▸ **Aim of the exercise**:
Show all lines holding the string "name".

▸ **Material provided**:
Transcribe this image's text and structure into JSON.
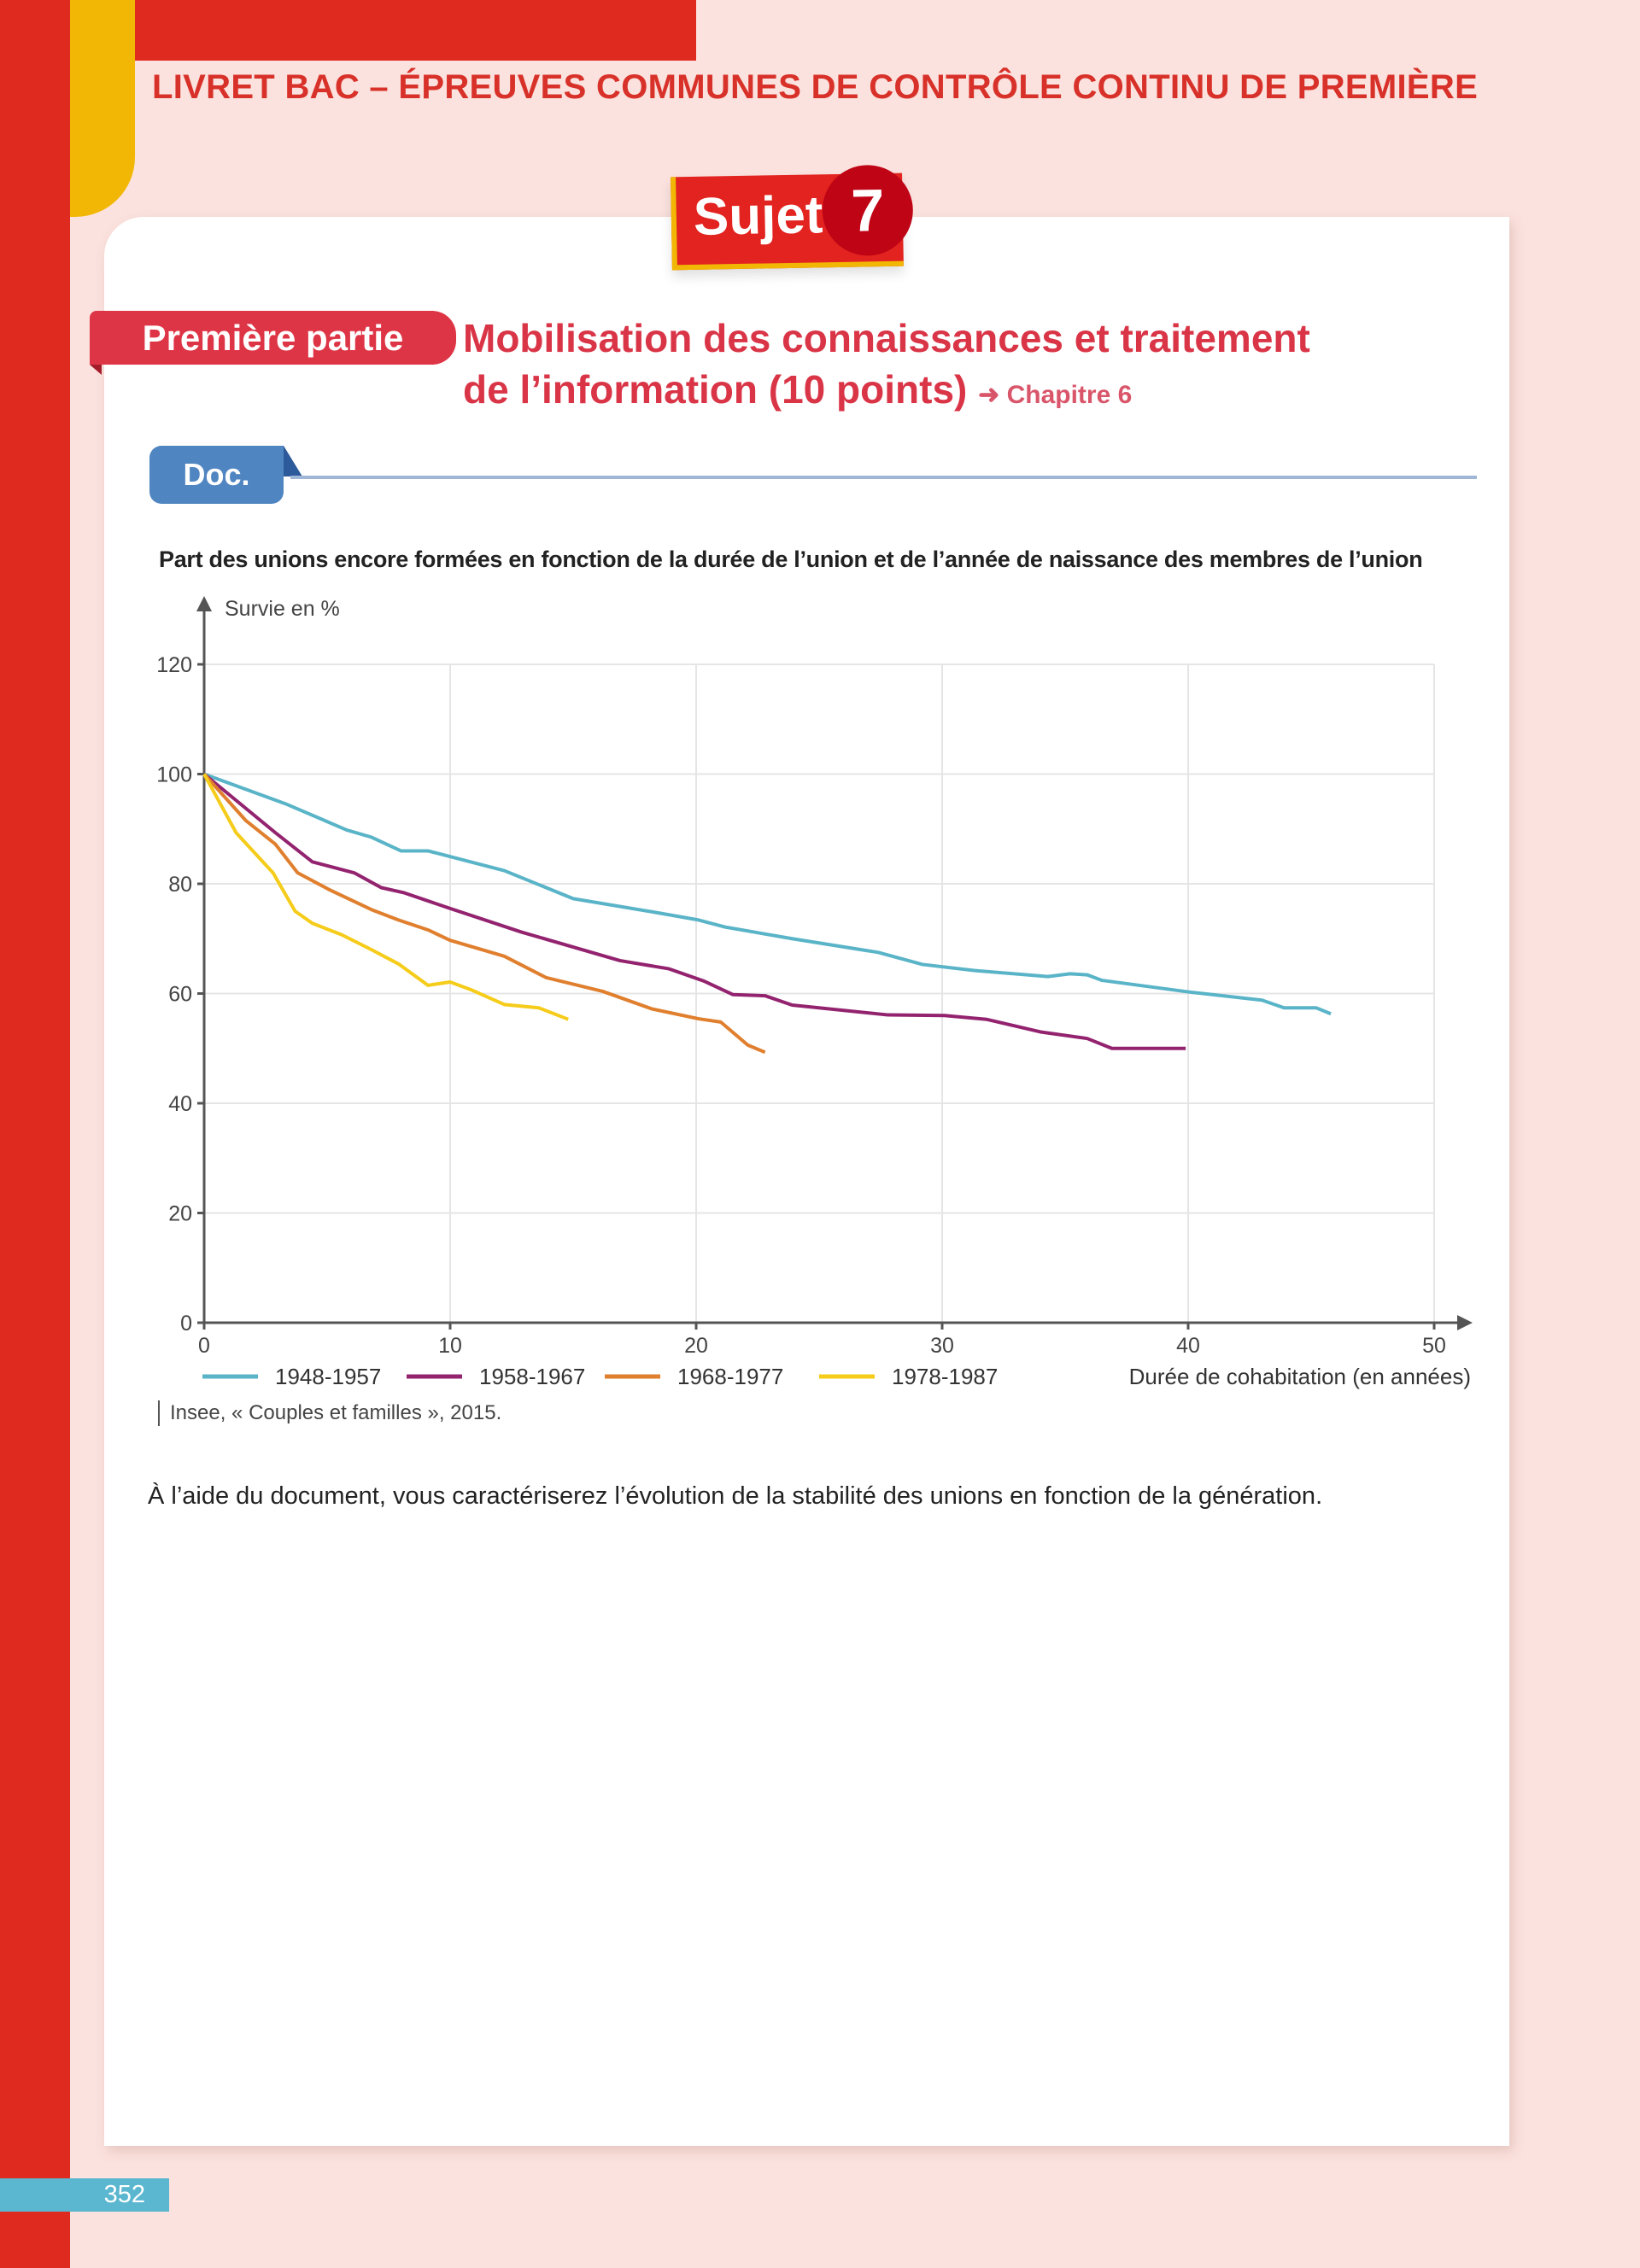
{
  "header": {
    "title": "LIVRET BAC – ÉPREUVES COMMUNES DE CONTRÔLE CONTINU DE PREMIÈRE"
  },
  "sujet": {
    "label": "Sujet",
    "number": "7"
  },
  "section": {
    "part_label": "Première partie",
    "title_line1": "Mobilisation des connaissances et traitement",
    "title_line2": "de l’information (10 points)",
    "chapter_ref": "➜ Chapitre 6"
  },
  "doc": {
    "tab_label": "Doc."
  },
  "source": "Insee, « Couples et familles », 2015.",
  "question": "À l’aide du document, vous caractériserez l’évolution de la stabilité des unions en fonction de la génération.",
  "page_number": "352",
  "colors": {
    "brand_red": "#df2a20",
    "accent_yellow": "#f2b705",
    "title_red": "#d93547",
    "doc_blue": "#4f85c1",
    "page_bg": "#fbe2de"
  },
  "chart_data": {
    "type": "line",
    "title": "Part des unions encore formées en fonction de la durée de l’union et de l’année de naissance des membres de l’union",
    "xlabel": "Durée de cohabitation (en années)",
    "ylabel": "Survie en %",
    "xlim": [
      0,
      50
    ],
    "ylim": [
      0,
      120
    ],
    "xticks": [
      "0",
      "10",
      "20",
      "30",
      "40",
      "50"
    ],
    "yticks": [
      "0",
      "20",
      "40",
      "60",
      "80",
      "100",
      "120"
    ],
    "grid": true,
    "legend_position": "bottom",
    "series": [
      {
        "name": "1948-1957",
        "color": "#5ab4c8",
        "points": [
          [
            0,
            100
          ],
          [
            3.3,
            94.6
          ],
          [
            5.8,
            89.8
          ],
          [
            6.8,
            88.5
          ],
          [
            8,
            86
          ],
          [
            9.1,
            86
          ],
          [
            12.2,
            82.4
          ],
          [
            15,
            77.3
          ],
          [
            18.2,
            74.9
          ],
          [
            20.1,
            73.4
          ],
          [
            21.2,
            72.1
          ],
          [
            23.9,
            70
          ],
          [
            27.4,
            67.5
          ],
          [
            29.2,
            65.3
          ],
          [
            31.3,
            64.2
          ],
          [
            34.3,
            63.1
          ],
          [
            35.2,
            63.6
          ],
          [
            35.9,
            63.4
          ],
          [
            36.5,
            62.4
          ],
          [
            40,
            60.3
          ],
          [
            43,
            58.8
          ],
          [
            43.9,
            57.4
          ],
          [
            45.2,
            57.4
          ],
          [
            45.8,
            56.3
          ]
        ]
      },
      {
        "name": "1958-1967",
        "color": "#93236f",
        "points": [
          [
            0,
            100
          ],
          [
            2.9,
            89.3
          ],
          [
            4.4,
            84
          ],
          [
            6.1,
            82
          ],
          [
            7.2,
            79.3
          ],
          [
            8.1,
            78.4
          ],
          [
            10,
            75.5
          ],
          [
            12.9,
            71.2
          ],
          [
            16.9,
            66
          ],
          [
            18.9,
            64.5
          ],
          [
            20.3,
            62.3
          ],
          [
            21.5,
            59.8
          ],
          [
            22.8,
            59.6
          ],
          [
            23.9,
            57.9
          ],
          [
            27.8,
            56.1
          ],
          [
            30.1,
            56
          ],
          [
            31.8,
            55.3
          ],
          [
            34,
            53
          ],
          [
            35.9,
            51.8
          ],
          [
            36.9,
            50
          ],
          [
            39.9,
            50
          ]
        ]
      },
      {
        "name": "1968-1977",
        "color": "#e07f2e",
        "points": [
          [
            0,
            100
          ],
          [
            1.7,
            91.5
          ],
          [
            2.9,
            87.2
          ],
          [
            3.8,
            82
          ],
          [
            5.1,
            78.9
          ],
          [
            6.8,
            75.3
          ],
          [
            7.9,
            73.4
          ],
          [
            9.1,
            71.6
          ],
          [
            10,
            69.7
          ],
          [
            12.2,
            66.8
          ],
          [
            13.9,
            62.9
          ],
          [
            16.2,
            60.4
          ],
          [
            18.2,
            57.2
          ],
          [
            20.1,
            55.4
          ],
          [
            21,
            54.8
          ],
          [
            22.1,
            50.6
          ],
          [
            22.8,
            49.3
          ]
        ]
      },
      {
        "name": "1978-1987",
        "color": "#f5cc1a",
        "points": [
          [
            0,
            100
          ],
          [
            1.3,
            89.3
          ],
          [
            2.8,
            82
          ],
          [
            3.7,
            75
          ],
          [
            4.4,
            72.8
          ],
          [
            5.6,
            70.7
          ],
          [
            6.8,
            68
          ],
          [
            7.9,
            65.4
          ],
          [
            9.1,
            61.5
          ],
          [
            10,
            62.1
          ],
          [
            10.9,
            60.6
          ],
          [
            12.2,
            58
          ],
          [
            13.6,
            57.4
          ],
          [
            14.8,
            55.3
          ]
        ]
      }
    ]
  }
}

▸ **Answer to the exercise**:
        "name": "1948-1957",
        "name": "1958-1967",
        "name": "1968-1977",
        "name": "1978-1987",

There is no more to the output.